◆ Data excerpts ◆

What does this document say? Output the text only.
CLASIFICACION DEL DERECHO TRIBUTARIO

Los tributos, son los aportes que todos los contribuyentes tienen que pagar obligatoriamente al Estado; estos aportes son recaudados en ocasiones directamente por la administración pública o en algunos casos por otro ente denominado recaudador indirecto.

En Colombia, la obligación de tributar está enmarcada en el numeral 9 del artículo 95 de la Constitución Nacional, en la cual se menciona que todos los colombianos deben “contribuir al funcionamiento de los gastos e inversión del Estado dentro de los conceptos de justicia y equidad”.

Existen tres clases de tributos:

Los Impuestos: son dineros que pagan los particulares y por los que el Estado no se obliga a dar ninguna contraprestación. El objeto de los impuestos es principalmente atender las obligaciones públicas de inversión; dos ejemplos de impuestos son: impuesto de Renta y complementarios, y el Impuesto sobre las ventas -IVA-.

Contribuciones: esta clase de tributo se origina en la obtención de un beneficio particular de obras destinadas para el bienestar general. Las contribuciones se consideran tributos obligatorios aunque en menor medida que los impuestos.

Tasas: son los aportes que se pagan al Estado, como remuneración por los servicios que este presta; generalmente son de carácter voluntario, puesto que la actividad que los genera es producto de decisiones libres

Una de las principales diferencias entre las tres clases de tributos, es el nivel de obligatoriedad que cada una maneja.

◆ Task description ◆
Locate the word "inversión" in the data above. Copy every line carrying it.

◆ Task output ◆
En Colombia, la obligación de tributar está enmarcada en el numeral 9 del artículo 95 de la Constitución Nacional, en la cual se menciona que todos los colombianos deben “contribuir al funcionamiento de los gastos e inversión del Estado dentro de los conceptos de justicia y equidad”.
Los Impuestos: son dineros que pagan los particulares y por los que el Estado no se obliga a dar ninguna contraprestación. El objeto de los impuestos es principalmente atender las obligaciones públicas de inversión; dos ejemplos de impuestos son: impuesto de Renta y complementarios, y el Impuesto sobre las ventas -IVA-.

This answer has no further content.